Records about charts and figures

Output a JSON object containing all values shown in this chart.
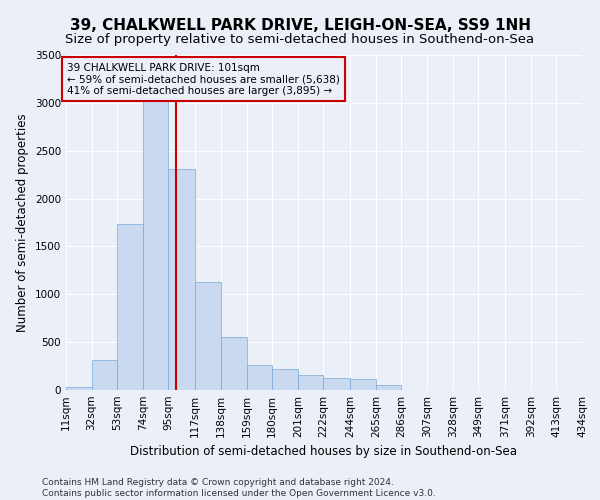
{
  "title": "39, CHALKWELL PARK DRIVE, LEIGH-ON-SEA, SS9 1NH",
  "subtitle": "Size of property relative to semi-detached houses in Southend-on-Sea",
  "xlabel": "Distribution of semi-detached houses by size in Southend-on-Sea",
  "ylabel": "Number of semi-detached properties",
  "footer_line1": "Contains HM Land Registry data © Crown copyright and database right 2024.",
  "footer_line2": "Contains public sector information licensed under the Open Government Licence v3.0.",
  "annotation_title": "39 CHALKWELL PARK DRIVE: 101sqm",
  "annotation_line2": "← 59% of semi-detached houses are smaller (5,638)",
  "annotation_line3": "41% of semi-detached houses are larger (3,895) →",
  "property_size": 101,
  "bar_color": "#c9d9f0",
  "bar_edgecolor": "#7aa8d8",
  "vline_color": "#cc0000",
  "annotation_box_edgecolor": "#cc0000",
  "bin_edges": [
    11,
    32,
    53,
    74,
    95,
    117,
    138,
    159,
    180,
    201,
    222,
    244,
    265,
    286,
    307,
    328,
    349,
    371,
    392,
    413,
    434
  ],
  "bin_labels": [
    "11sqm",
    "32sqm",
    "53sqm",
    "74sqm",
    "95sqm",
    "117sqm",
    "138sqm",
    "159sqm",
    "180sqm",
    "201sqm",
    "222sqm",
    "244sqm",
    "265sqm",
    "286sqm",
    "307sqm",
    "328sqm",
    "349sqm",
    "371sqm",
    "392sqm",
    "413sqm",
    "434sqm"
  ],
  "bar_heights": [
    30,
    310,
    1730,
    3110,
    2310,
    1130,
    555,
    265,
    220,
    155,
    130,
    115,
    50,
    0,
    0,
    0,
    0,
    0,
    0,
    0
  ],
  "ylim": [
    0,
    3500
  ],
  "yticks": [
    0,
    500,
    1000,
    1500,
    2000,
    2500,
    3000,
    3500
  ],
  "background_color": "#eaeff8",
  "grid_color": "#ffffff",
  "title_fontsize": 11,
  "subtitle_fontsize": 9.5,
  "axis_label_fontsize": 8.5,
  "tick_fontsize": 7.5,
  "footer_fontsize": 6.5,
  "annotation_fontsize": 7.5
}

Required task → Filter the listing above by the word "houses"; copy each line that passes.

Full response →
  "subtitle": "Size of property relative to semi-detached houses in Southend-on-Sea",
  "xlabel": "Distribution of semi-detached houses by size in Southend-on-Sea",
  "annotation_line2": "← 59% of semi-detached houses are smaller (5,638)",
  "annotation_line3": "41% of semi-detached houses are larger (3,895) →",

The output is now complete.